### EXERCISE PROMPT
Skip the pictures and extract all of the lines exactly as written.

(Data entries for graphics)

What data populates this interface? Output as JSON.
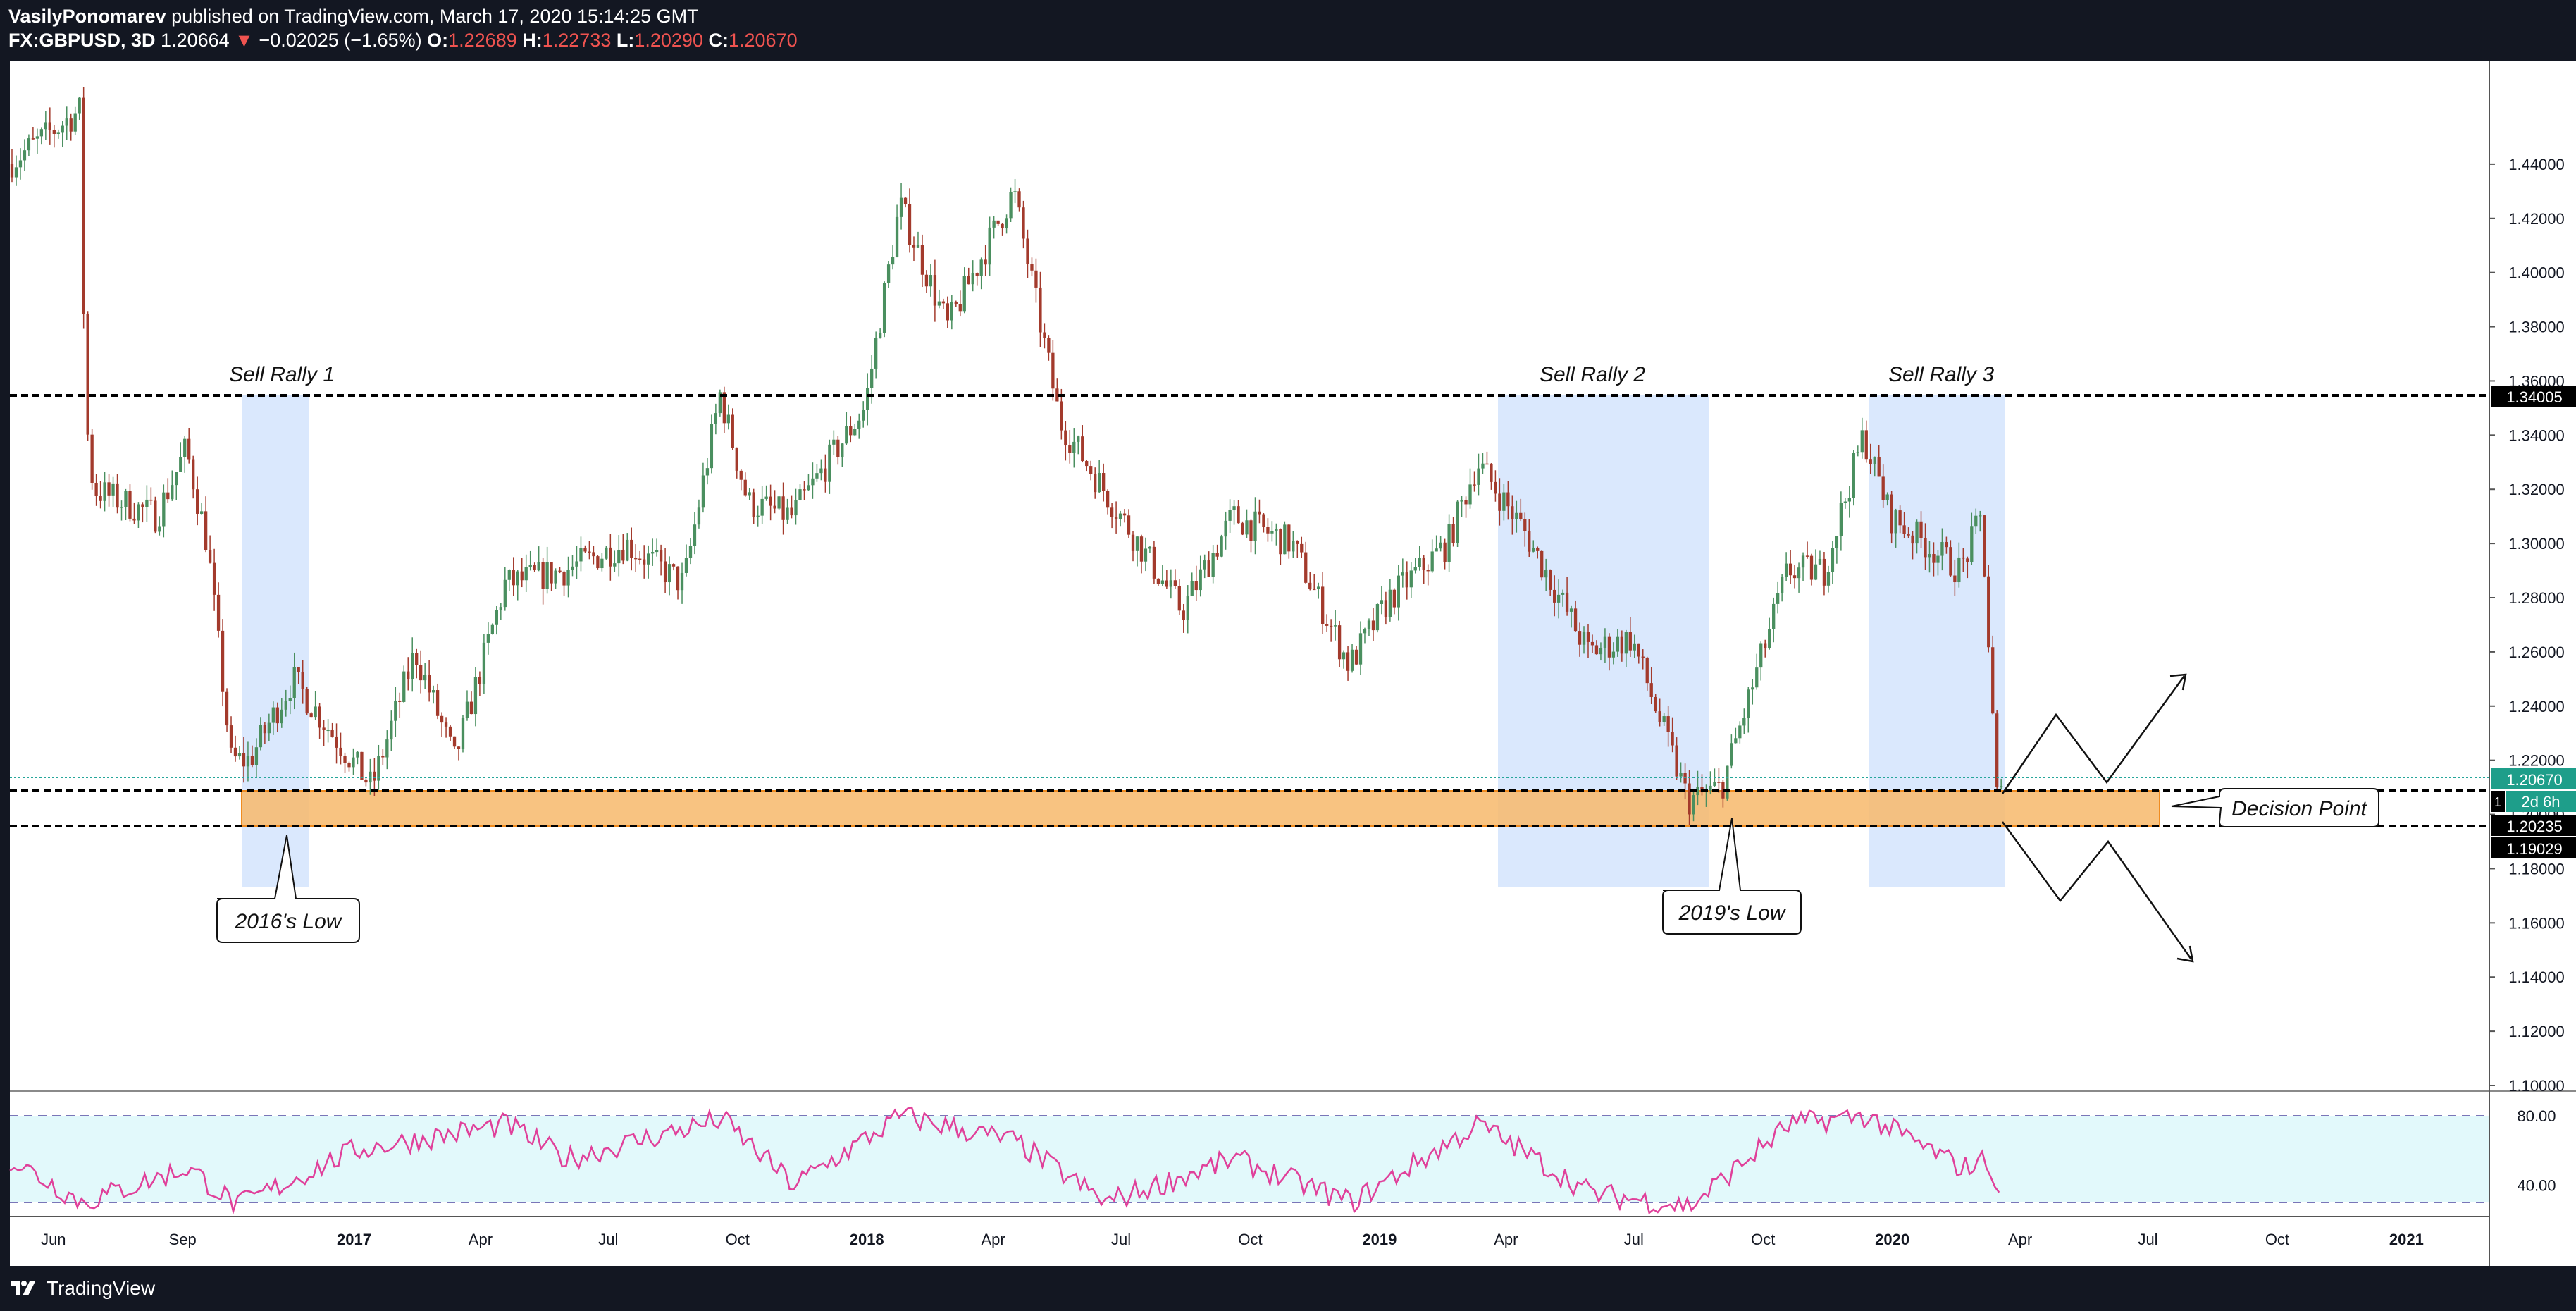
{
  "header": {
    "publisher": "VasilyPonomarev",
    "published_text": "published on TradingView.com, March 17, 2020 15:14:25 GMT",
    "symbol": "FX:GBPUSD, 3D",
    "last": "1.20664",
    "change_arrow": "▼",
    "change": "−0.02025 (−1.65%)",
    "o_label": "O:",
    "o_value": "1.22689",
    "h_label": "H:",
    "h_value": "1.22733",
    "l_label": "L:",
    "l_value": "1.20290",
    "c_label": "C:",
    "c_value": "1.20670"
  },
  "footer": {
    "brand": "TradingView",
    "logo_icon": "tradingview-logo-icon"
  },
  "colors": {
    "up": "#26a69a",
    "down": "#ef5350",
    "candle_up": "#4a8f5f",
    "candle_down": "#a33a2c",
    "zone": "#f7b96b",
    "zone_border": "#f08c20",
    "highlight": "#bbd6fb",
    "rsi_line": "#e0409a",
    "rsi_band": "#e2f9fb",
    "last_price_tag": "#1e9e8a"
  },
  "chart_data": [
    {
      "type": "candlestick",
      "symbol": "FX:GBPUSD",
      "timeframe": "3D",
      "ylim": [
        1.1,
        1.46
      ],
      "price_ticks": [
        "1.44000",
        "1.42000",
        "1.40000",
        "1.38000",
        "1.36000",
        "1.34000",
        "1.32000",
        "1.30000",
        "1.28000",
        "1.26000",
        "1.24000",
        "1.22000",
        "1.20000",
        "1.18000",
        "1.16000",
        "1.14000",
        "1.12000",
        "1.10000"
      ],
      "time_labels": [
        "Jun",
        "Sep",
        "2017",
        "Apr",
        "Jul",
        "Oct",
        "2018",
        "Apr",
        "Jul",
        "Oct",
        "2019",
        "Apr",
        "Jul",
        "Oct",
        "2020",
        "Apr",
        "Jul",
        "Oct",
        "2021"
      ],
      "bold_time_labels": [
        "2017",
        "2018",
        "2019",
        "2020",
        "2021"
      ],
      "price_path": [
        [
          "2016-05-01",
          1.44
        ],
        [
          "2016-06-22",
          1.46
        ],
        [
          "2016-06-25",
          1.35
        ],
        [
          "2016-07-01",
          1.32
        ],
        [
          "2016-08-15",
          1.31
        ],
        [
          "2016-09-05",
          1.335
        ],
        [
          "2016-09-20",
          1.3
        ],
        [
          "2016-10-07",
          1.22
        ],
        [
          "2016-10-20",
          1.22
        ],
        [
          "2016-11-20",
          1.25
        ],
        [
          "2017-01-15",
          1.21
        ],
        [
          "2017-02-15",
          1.26
        ],
        [
          "2017-03-15",
          1.22
        ],
        [
          "2017-04-20",
          1.285
        ],
        [
          "2017-06-01",
          1.29
        ],
        [
          "2017-07-15",
          1.3
        ],
        [
          "2017-08-25",
          1.285
        ],
        [
          "2017-09-20",
          1.355
        ],
        [
          "2017-10-10",
          1.315
        ],
        [
          "2017-11-10",
          1.31
        ],
        [
          "2018-01-01",
          1.35
        ],
        [
          "2018-01-26",
          1.425
        ],
        [
          "2018-03-01",
          1.38
        ],
        [
          "2018-04-17",
          1.43
        ],
        [
          "2018-05-20",
          1.345
        ],
        [
          "2018-06-20",
          1.32
        ],
        [
          "2018-08-15",
          1.275
        ],
        [
          "2018-09-20",
          1.31
        ],
        [
          "2018-11-01",
          1.3
        ],
        [
          "2018-12-12",
          1.255
        ],
        [
          "2019-01-10",
          1.28
        ],
        [
          "2019-02-20",
          1.3
        ],
        [
          "2019-03-13",
          1.33
        ],
        [
          "2019-04-15",
          1.305
        ],
        [
          "2019-05-31",
          1.26
        ],
        [
          "2019-07-01",
          1.265
        ],
        [
          "2019-08-10",
          1.205
        ],
        [
          "2019-09-03",
          1.21
        ],
        [
          "2019-10-20",
          1.29
        ],
        [
          "2019-11-15",
          1.29
        ],
        [
          "2019-12-13",
          1.34
        ],
        [
          "2020-01-01",
          1.31
        ],
        [
          "2020-02-20",
          1.29
        ],
        [
          "2020-03-06",
          1.31
        ],
        [
          "2020-03-17",
          1.2067
        ]
      ]
    },
    {
      "type": "line",
      "name": "RSI",
      "ylim": [
        20,
        100
      ],
      "ticks": [
        "80.00",
        "40.00"
      ],
      "band": [
        30,
        80
      ],
      "rsi_path": [
        [
          "2016-05-01",
          55
        ],
        [
          "2016-06-22",
          30
        ],
        [
          "2016-09-05",
          50
        ],
        [
          "2016-10-10",
          28
        ],
        [
          "2017-01-01",
          60
        ],
        [
          "2017-04-20",
          75
        ],
        [
          "2017-06-01",
          55
        ],
        [
          "2017-09-20",
          78
        ],
        [
          "2017-11-10",
          40
        ],
        [
          "2018-01-26",
          80
        ],
        [
          "2018-04-17",
          65
        ],
        [
          "2018-06-20",
          30
        ],
        [
          "2018-09-20",
          55
        ],
        [
          "2018-12-12",
          30
        ],
        [
          "2019-03-13",
          75
        ],
        [
          "2019-06-01",
          35
        ],
        [
          "2019-08-10",
          28
        ],
        [
          "2019-10-20",
          75
        ],
        [
          "2019-12-13",
          80
        ],
        [
          "2020-02-20",
          50
        ],
        [
          "2020-03-10",
          55
        ],
        [
          "2020-03-17",
          30
        ]
      ]
    }
  ],
  "annotations": {
    "resistance_price": "1.34005",
    "support_top_price": "1.20670",
    "support_bottom_price": "1.20235",
    "zone_lower_price": "1.19029",
    "countdown": "2d 6h",
    "ohlc_marker": "1",
    "labels": {
      "sell_rally_1": "Sell Rally 1",
      "sell_rally_2": "Sell Rally 2",
      "sell_rally_3": "Sell Rally 3",
      "low_2016": "2016's Low",
      "low_2019": "2019's Low",
      "decision_point": "Decision Point"
    }
  }
}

### PROBLEM SOLUTION
What data populates this interface? Output as JSON.
{
  "header": {
    "publisher": "VasilyPonomarev",
    "published_text": "published on TradingView.com, March 17, 2020 15:14:25 GMT",
    "symbol": "FX:GBPUSD, 3D",
    "last": "1.20664",
    "change_arrow": "▼",
    "change": "−0.02025 (−1.65%)",
    "o_label": "O:",
    "o_value": "1.22689",
    "h_label": "H:",
    "h_value": "1.22733",
    "l_label": "L:",
    "l_value": "1.20290",
    "c_label": "C:",
    "c_value": "1.20670"
  },
  "footer": {
    "brand": "TradingView",
    "logo_icon": "tradingview-logo-icon"
  },
  "colors": {
    "up": "#26a69a",
    "down": "#ef5350",
    "candle_up": "#4a8f5f",
    "candle_down": "#a33a2c",
    "zone": "#f7b96b",
    "zone_border": "#f08c20",
    "highlight": "#bbd6fb",
    "rsi_line": "#e0409a",
    "rsi_band": "#e2f9fb",
    "last_price_tag": "#1e9e8a"
  },
  "chart_data": [
    {
      "type": "candlestick",
      "symbol": "FX:GBPUSD",
      "timeframe": "3D",
      "ylim": [
        1.1,
        1.46
      ],
      "price_ticks": [
        "1.44000",
        "1.42000",
        "1.40000",
        "1.38000",
        "1.36000",
        "1.34000",
        "1.32000",
        "1.30000",
        "1.28000",
        "1.26000",
        "1.24000",
        "1.22000",
        "1.20000",
        "1.18000",
        "1.16000",
        "1.14000",
        "1.12000",
        "1.10000"
      ],
      "time_labels": [
        "Jun",
        "Sep",
        "2017",
        "Apr",
        "Jul",
        "Oct",
        "2018",
        "Apr",
        "Jul",
        "Oct",
        "2019",
        "Apr",
        "Jul",
        "Oct",
        "2020",
        "Apr",
        "Jul",
        "Oct",
        "2021"
      ],
      "bold_time_labels": [
        "2017",
        "2018",
        "2019",
        "2020",
        "2021"
      ],
      "price_path": [
        [
          "2016-05-01",
          1.44
        ],
        [
          "2016-06-22",
          1.46
        ],
        [
          "2016-06-25",
          1.35
        ],
        [
          "2016-07-01",
          1.32
        ],
        [
          "2016-08-15",
          1.31
        ],
        [
          "2016-09-05",
          1.335
        ],
        [
          "2016-09-20",
          1.3
        ],
        [
          "2016-10-07",
          1.22
        ],
        [
          "2016-10-20",
          1.22
        ],
        [
          "2016-11-20",
          1.25
        ],
        [
          "2017-01-15",
          1.21
        ],
        [
          "2017-02-15",
          1.26
        ],
        [
          "2017-03-15",
          1.22
        ],
        [
          "2017-04-20",
          1.285
        ],
        [
          "2017-06-01",
          1.29
        ],
        [
          "2017-07-15",
          1.3
        ],
        [
          "2017-08-25",
          1.285
        ],
        [
          "2017-09-20",
          1.355
        ],
        [
          "2017-10-10",
          1.315
        ],
        [
          "2017-11-10",
          1.31
        ],
        [
          "2018-01-01",
          1.35
        ],
        [
          "2018-01-26",
          1.425
        ],
        [
          "2018-03-01",
          1.38
        ],
        [
          "2018-04-17",
          1.43
        ],
        [
          "2018-05-20",
          1.345
        ],
        [
          "2018-06-20",
          1.32
        ],
        [
          "2018-08-15",
          1.275
        ],
        [
          "2018-09-20",
          1.31
        ],
        [
          "2018-11-01",
          1.3
        ],
        [
          "2018-12-12",
          1.255
        ],
        [
          "2019-01-10",
          1.28
        ],
        [
          "2019-02-20",
          1.3
        ],
        [
          "2019-03-13",
          1.33
        ],
        [
          "2019-04-15",
          1.305
        ],
        [
          "2019-05-31",
          1.26
        ],
        [
          "2019-07-01",
          1.265
        ],
        [
          "2019-08-10",
          1.205
        ],
        [
          "2019-09-03",
          1.21
        ],
        [
          "2019-10-20",
          1.29
        ],
        [
          "2019-11-15",
          1.29
        ],
        [
          "2019-12-13",
          1.34
        ],
        [
          "2020-01-01",
          1.31
        ],
        [
          "2020-02-20",
          1.29
        ],
        [
          "2020-03-06",
          1.31
        ],
        [
          "2020-03-17",
          1.2067
        ]
      ]
    },
    {
      "type": "line",
      "name": "RSI",
      "ylim": [
        20,
        100
      ],
      "ticks": [
        "80.00",
        "40.00"
      ],
      "band": [
        30,
        80
      ],
      "rsi_path": [
        [
          "2016-05-01",
          55
        ],
        [
          "2016-06-22",
          30
        ],
        [
          "2016-09-05",
          50
        ],
        [
          "2016-10-10",
          28
        ],
        [
          "2017-01-01",
          60
        ],
        [
          "2017-04-20",
          75
        ],
        [
          "2017-06-01",
          55
        ],
        [
          "2017-09-20",
          78
        ],
        [
          "2017-11-10",
          40
        ],
        [
          "2018-01-26",
          80
        ],
        [
          "2018-04-17",
          65
        ],
        [
          "2018-06-20",
          30
        ],
        [
          "2018-09-20",
          55
        ],
        [
          "2018-12-12",
          30
        ],
        [
          "2019-03-13",
          75
        ],
        [
          "2019-06-01",
          35
        ],
        [
          "2019-08-10",
          28
        ],
        [
          "2019-10-20",
          75
        ],
        [
          "2019-12-13",
          80
        ],
        [
          "2020-02-20",
          50
        ],
        [
          "2020-03-10",
          55
        ],
        [
          "2020-03-17",
          30
        ]
      ]
    }
  ],
  "annotations": {
    "resistance_price": "1.34005",
    "support_top_price": "1.20670",
    "support_bottom_price": "1.20235",
    "zone_lower_price": "1.19029",
    "countdown": "2d 6h",
    "ohlc_marker": "1",
    "labels": {
      "sell_rally_1": "Sell Rally 1",
      "sell_rally_2": "Sell Rally 2",
      "sell_rally_3": "Sell Rally 3",
      "low_2016": "2016's Low",
      "low_2019": "2019's Low",
      "decision_point": "Decision Point"
    }
  }
}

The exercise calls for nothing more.